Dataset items
<<<<

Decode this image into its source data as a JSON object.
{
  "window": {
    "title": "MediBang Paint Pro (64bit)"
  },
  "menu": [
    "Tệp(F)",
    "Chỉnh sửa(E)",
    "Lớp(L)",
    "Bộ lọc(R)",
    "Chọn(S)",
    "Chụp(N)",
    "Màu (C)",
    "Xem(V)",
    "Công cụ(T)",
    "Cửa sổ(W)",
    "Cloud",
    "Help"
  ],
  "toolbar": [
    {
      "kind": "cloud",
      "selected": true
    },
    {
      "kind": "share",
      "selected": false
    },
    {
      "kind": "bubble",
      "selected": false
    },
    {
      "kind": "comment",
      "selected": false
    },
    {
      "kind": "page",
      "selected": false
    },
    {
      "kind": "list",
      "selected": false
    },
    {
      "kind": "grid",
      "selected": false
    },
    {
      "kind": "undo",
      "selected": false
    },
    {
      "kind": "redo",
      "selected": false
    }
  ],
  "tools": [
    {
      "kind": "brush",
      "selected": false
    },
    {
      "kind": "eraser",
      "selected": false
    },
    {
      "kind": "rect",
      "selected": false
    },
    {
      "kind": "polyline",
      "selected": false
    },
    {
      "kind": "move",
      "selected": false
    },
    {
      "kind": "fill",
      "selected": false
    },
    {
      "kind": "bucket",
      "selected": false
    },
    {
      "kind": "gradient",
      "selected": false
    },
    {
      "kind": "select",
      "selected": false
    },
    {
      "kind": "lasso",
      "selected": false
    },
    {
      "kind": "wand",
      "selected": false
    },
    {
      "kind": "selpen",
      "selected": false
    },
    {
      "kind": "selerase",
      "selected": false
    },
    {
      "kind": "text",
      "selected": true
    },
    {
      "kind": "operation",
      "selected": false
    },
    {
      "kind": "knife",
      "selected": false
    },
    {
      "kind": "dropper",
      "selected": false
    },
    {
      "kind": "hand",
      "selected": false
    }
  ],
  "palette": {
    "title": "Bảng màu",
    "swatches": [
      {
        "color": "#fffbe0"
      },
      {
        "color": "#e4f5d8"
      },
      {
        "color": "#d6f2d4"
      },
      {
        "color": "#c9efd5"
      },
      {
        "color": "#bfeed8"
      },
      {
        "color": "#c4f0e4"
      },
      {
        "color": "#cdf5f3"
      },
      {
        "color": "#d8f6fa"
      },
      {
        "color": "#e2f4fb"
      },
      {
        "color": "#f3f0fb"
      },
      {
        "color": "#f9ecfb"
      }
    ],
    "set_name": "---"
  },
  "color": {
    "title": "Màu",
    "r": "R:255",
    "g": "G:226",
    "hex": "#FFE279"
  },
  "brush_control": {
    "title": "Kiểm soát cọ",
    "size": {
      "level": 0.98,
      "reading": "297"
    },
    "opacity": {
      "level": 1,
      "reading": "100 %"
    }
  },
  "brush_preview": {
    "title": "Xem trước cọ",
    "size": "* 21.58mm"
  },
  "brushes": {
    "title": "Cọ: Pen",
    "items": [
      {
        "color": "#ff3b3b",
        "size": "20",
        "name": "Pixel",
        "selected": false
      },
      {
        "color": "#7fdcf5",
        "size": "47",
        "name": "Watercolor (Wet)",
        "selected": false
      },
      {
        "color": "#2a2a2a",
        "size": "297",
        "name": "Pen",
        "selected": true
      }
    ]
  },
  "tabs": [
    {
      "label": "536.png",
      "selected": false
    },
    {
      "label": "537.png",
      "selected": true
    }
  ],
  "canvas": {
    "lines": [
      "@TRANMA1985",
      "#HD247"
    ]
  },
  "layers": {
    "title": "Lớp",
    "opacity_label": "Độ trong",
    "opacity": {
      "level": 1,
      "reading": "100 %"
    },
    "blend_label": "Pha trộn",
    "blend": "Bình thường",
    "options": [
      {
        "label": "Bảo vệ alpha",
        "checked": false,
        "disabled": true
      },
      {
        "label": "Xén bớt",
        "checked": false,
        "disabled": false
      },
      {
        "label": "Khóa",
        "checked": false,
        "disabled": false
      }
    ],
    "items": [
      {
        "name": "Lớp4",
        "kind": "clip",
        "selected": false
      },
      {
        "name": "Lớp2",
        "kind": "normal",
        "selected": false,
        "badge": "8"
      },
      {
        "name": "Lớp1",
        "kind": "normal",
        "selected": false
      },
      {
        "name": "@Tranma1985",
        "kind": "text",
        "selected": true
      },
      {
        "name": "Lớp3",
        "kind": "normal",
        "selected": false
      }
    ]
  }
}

>>>>

Set down all of the data above, word for word.

Decode this image into its source data as a JSON object.
{
  "window": {
    "title": "MediBang Paint Pro (64bit)"
  },
  "menu": [
    "Tệp(F)",
    "Chỉnh sửa(E)",
    "Lớp(L)",
    "Bộ lọc(R)",
    "Chọn(S)",
    "Chụp(N)",
    "Màu (C)",
    "Xem(V)",
    "Công cụ(T)",
    "Cửa sổ(W)",
    "Cloud",
    "Help"
  ],
  "toolbar": [
    {
      "kind": "cloud",
      "selected": true
    },
    {
      "kind": "share",
      "selected": false
    },
    {
      "kind": "bubble",
      "selected": false
    },
    {
      "kind": "comment",
      "selected": false
    },
    {
      "kind": "page",
      "selected": false
    },
    {
      "kind": "list",
      "selected": false
    },
    {
      "kind": "grid",
      "selected": false
    },
    {
      "kind": "undo",
      "selected": false
    },
    {
      "kind": "redo",
      "selected": false
    }
  ],
  "tools": [
    {
      "kind": "brush",
      "selected": false
    },
    {
      "kind": "eraser",
      "selected": false
    },
    {
      "kind": "rect",
      "selected": false
    },
    {
      "kind": "polyline",
      "selected": false
    },
    {
      "kind": "move",
      "selected": false
    },
    {
      "kind": "fill",
      "selected": false
    },
    {
      "kind": "bucket",
      "selected": false
    },
    {
      "kind": "gradient",
      "selected": false
    },
    {
      "kind": "select",
      "selected": false
    },
    {
      "kind": "lasso",
      "selected": false
    },
    {
      "kind": "wand",
      "selected": false
    },
    {
      "kind": "selpen",
      "selected": false
    },
    {
      "kind": "selerase",
      "selected": false
    },
    {
      "kind": "text",
      "selected": true
    },
    {
      "kind": "operation",
      "selected": false
    },
    {
      "kind": "knife",
      "selected": false
    },
    {
      "kind": "dropper",
      "selected": false
    },
    {
      "kind": "hand",
      "selected": false
    }
  ],
  "palette": {
    "title": "Bảng màu",
    "swatches": [
      {
        "color": "#fffbe0"
      },
      {
        "color": "#e4f5d8"
      },
      {
        "color": "#d6f2d4"
      },
      {
        "color": "#c9efd5"
      },
      {
        "color": "#bfeed8"
      },
      {
        "color": "#c4f0e4"
      },
      {
        "color": "#cdf5f3"
      },
      {
        "color": "#d8f6fa"
      },
      {
        "color": "#e2f4fb"
      },
      {
        "color": "#f3f0fb"
      },
      {
        "color": "#f9ecfb"
      }
    ],
    "set_name": "---"
  },
  "color": {
    "title": "Màu",
    "r": "R:255",
    "g": "G:226",
    "hex": "#FFE279"
  },
  "brush_control": {
    "title": "Kiểm soát cọ",
    "size": {
      "level": 0.98,
      "reading": "297"
    },
    "opacity": {
      "level": 1,
      "reading": "100 %"
    }
  },
  "brush_preview": {
    "title": "Xem trước cọ",
    "size": "* 21.58mm"
  },
  "brushes": {
    "title": "Cọ: Pen",
    "items": [
      {
        "color": "#ff3b3b",
        "size": "20",
        "name": "Pixel",
        "selected": false
      },
      {
        "color": "#7fdcf5",
        "size": "47",
        "name": "Watercolor (Wet)",
        "selected": false
      },
      {
        "color": "#2a2a2a",
        "size": "297",
        "name": "Pen",
        "selected": true
      }
    ]
  },
  "tabs": [
    {
      "label": "536.png",
      "selected": false
    },
    {
      "label": "537.png",
      "selected": true
    }
  ],
  "canvas": {
    "lines": [
      "@TRANMA1985",
      "#HD247"
    ]
  },
  "layers": {
    "title": "Lớp",
    "opacity_label": "Độ trong",
    "opacity": {
      "level": 1,
      "reading": "100 %"
    },
    "blend_label": "Pha trộn",
    "blend": "Bình thường",
    "options": [
      {
        "label": "Bảo vệ alpha",
        "checked": false,
        "disabled": true
      },
      {
        "label": "Xén bớt",
        "checked": false,
        "disabled": false
      },
      {
        "label": "Khóa",
        "checked": false,
        "disabled": false
      }
    ],
    "items": [
      {
        "name": "Lớp4",
        "kind": "clip",
        "selected": false
      },
      {
        "name": "Lớp2",
        "kind": "normal",
        "selected": false,
        "badge": "8"
      },
      {
        "name": "Lớp1",
        "kind": "normal",
        "selected": false
      },
      {
        "name": "@Tranma1985",
        "kind": "text",
        "selected": true
      },
      {
        "name": "Lớp3",
        "kind": "normal",
        "selected": false
      }
    ]
  }
}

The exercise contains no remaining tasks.